What to work on: Every line of the data that contains the string "Minimum" must be copied.

[Collection entries]
[BEGIN]
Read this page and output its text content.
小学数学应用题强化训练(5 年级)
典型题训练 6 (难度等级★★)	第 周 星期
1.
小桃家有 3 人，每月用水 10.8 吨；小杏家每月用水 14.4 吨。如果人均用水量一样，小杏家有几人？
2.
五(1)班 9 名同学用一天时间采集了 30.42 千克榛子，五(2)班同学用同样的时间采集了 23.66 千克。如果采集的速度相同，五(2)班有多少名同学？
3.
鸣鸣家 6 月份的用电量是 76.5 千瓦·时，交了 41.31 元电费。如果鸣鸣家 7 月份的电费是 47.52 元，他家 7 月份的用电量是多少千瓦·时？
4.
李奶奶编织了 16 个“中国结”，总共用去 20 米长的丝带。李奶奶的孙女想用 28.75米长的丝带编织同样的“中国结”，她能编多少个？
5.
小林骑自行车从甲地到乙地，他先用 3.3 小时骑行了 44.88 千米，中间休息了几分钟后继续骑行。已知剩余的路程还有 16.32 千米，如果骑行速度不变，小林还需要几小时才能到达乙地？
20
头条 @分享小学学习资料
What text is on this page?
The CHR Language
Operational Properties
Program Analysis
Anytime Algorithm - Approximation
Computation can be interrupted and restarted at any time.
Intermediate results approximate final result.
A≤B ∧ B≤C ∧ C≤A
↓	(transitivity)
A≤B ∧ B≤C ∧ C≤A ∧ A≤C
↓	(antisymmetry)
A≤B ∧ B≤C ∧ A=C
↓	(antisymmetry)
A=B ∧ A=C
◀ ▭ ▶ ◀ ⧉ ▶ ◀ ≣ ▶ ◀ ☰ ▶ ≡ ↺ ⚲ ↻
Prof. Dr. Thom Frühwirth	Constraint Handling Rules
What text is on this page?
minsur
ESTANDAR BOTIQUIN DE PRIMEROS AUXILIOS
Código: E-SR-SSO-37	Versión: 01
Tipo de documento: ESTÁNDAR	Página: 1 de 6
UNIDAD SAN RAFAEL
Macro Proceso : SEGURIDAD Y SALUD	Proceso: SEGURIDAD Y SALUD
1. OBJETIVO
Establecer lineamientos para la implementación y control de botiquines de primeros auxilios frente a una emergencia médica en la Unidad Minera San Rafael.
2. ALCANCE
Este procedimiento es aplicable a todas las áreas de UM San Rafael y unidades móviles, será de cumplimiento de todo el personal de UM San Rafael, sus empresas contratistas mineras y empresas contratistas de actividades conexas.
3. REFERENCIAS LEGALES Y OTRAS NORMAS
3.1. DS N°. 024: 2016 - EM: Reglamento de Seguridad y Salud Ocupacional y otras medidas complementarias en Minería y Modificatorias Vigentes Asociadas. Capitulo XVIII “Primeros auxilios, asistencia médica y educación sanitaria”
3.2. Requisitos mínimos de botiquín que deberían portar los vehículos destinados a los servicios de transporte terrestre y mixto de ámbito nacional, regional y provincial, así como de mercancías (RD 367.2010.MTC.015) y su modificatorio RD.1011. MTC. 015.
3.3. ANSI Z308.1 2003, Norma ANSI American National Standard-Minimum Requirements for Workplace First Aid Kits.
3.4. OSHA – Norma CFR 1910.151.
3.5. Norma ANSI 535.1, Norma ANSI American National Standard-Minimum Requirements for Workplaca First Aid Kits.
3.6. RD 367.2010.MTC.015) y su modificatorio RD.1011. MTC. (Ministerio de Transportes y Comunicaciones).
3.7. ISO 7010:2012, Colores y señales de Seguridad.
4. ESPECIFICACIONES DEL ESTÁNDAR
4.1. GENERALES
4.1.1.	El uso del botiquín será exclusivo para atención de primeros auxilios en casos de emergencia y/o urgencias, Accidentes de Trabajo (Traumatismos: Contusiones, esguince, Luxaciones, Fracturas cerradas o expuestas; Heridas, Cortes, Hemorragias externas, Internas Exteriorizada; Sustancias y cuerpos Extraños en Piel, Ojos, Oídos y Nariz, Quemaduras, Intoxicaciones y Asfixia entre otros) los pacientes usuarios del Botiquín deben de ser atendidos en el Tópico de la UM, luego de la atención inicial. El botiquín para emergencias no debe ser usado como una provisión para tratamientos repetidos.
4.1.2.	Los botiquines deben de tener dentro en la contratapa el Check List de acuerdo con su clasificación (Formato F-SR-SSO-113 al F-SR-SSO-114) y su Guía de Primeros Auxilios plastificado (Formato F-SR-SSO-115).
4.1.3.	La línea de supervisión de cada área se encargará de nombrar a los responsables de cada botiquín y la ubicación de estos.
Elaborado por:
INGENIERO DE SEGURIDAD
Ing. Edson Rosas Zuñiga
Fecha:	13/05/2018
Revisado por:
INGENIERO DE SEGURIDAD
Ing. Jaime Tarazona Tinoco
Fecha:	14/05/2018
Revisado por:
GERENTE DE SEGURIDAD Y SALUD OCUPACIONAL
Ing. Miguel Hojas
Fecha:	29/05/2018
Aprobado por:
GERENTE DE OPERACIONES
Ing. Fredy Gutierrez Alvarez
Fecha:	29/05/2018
[END]
Exercise result:
3.3. ANSI Z308.1 2003, Norma ANSI American National Standard-Minimum Requirements for Workplace First Aid Kits.
3.5. Norma ANSI 535.1, Norma ANSI American National Standard-Minimum Requirements for Workplaca First Aid Kits.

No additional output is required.